Layout region records:
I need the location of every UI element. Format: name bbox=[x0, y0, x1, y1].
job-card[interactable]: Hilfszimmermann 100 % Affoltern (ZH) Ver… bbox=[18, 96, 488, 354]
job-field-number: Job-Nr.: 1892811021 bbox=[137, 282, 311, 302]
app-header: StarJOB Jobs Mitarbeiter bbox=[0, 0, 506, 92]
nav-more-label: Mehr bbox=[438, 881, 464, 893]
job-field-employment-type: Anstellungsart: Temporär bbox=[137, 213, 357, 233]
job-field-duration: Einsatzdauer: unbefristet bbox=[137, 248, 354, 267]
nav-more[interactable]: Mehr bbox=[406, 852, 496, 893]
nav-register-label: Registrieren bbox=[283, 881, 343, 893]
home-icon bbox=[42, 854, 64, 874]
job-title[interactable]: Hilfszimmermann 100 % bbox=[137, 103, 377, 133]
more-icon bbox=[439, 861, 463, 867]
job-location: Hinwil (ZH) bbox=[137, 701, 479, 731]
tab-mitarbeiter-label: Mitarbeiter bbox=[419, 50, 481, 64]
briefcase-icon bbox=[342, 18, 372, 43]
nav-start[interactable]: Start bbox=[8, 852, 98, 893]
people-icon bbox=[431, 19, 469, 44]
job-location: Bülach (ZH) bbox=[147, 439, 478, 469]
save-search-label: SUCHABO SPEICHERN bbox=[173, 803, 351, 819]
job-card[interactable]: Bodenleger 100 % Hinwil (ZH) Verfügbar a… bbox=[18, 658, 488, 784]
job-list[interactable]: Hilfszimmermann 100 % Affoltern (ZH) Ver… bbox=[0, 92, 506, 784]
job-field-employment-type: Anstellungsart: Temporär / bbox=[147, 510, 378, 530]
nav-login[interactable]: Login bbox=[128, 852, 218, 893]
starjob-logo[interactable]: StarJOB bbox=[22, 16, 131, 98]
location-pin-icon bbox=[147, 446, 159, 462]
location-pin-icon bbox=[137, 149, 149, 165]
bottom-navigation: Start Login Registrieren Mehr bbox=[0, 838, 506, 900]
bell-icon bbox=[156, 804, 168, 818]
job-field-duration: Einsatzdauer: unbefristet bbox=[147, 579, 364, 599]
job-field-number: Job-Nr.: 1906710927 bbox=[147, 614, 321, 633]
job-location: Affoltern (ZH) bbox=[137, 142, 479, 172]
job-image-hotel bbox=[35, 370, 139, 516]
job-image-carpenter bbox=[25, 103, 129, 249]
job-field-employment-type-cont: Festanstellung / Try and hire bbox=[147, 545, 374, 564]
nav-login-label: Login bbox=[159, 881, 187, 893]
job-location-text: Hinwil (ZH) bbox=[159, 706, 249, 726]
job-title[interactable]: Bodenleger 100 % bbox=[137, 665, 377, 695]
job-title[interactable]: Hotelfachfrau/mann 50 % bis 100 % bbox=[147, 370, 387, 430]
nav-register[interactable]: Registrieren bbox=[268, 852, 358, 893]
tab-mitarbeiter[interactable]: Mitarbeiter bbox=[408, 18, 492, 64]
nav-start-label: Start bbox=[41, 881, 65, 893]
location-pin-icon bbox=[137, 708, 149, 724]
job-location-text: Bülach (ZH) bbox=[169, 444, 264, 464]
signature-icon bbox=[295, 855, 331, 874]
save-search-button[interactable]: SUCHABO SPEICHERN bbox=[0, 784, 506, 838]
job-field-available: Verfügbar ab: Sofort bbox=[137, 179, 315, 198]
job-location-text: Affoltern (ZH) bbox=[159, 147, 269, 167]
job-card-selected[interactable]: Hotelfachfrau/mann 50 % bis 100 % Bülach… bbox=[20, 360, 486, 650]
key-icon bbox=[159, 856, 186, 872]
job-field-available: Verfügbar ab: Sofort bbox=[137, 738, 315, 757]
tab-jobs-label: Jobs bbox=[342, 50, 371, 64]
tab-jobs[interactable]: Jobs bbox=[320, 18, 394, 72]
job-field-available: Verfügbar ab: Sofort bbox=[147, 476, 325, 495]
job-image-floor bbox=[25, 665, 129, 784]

Task details → Render the lines from the start of the records through the line containing "job-card[interactable]: Bodenleger 100" as a JSON list of strings, one string per line, leaving out blank lines. Include only those lines.

Result for this task →
[
  "I need the location of every UI element. Format: name bbox=[x0, y0, x1, y1].",
  "job-card[interactable]: Hilfszimmermann 100 % Affoltern (ZH) Ver… bbox=[18, 96, 488, 354]",
  "job-field-number: Job-Nr.: 1892811021 bbox=[137, 282, 311, 302]",
  "app-header: StarJOB Jobs Mitarbeiter bbox=[0, 0, 506, 92]",
  "nav-more-label: Mehr bbox=[438, 881, 464, 893]",
  "job-field-employment-type: Anstellungsart: Temporär bbox=[137, 213, 357, 233]",
  "job-field-duration: Einsatzdauer: unbefristet bbox=[137, 248, 354, 267]",
  "nav-more[interactable]: Mehr bbox=[406, 852, 496, 893]",
  "nav-register-label: Registrieren bbox=[283, 881, 343, 893]",
  "home-icon bbox=[42, 854, 64, 874]",
  "job-title[interactable]: Hilfszimmermann 100 % bbox=[137, 103, 377, 133]",
  "more-icon bbox=[439, 861, 463, 867]",
  "job-location: Hinwil (ZH) bbox=[137, 701, 479, 731]",
  "tab-mitarbeiter-label: Mitarbeiter bbox=[419, 50, 481, 64]",
  "briefcase-icon bbox=[342, 18, 372, 43]",
  "nav-start[interactable]: Start bbox=[8, 852, 98, 893]",
  "people-icon bbox=[431, 19, 469, 44]",
  "job-location: Bülach (ZH) bbox=[147, 439, 478, 469]",
  "save-search-label: SUCHABO SPEICHERN bbox=[173, 803, 351, 819]",
  "job-card[interactable]: Bodenleger 100 % Hinwil (ZH) Verfügbar a… bbox=[18, 658, 488, 784]"
]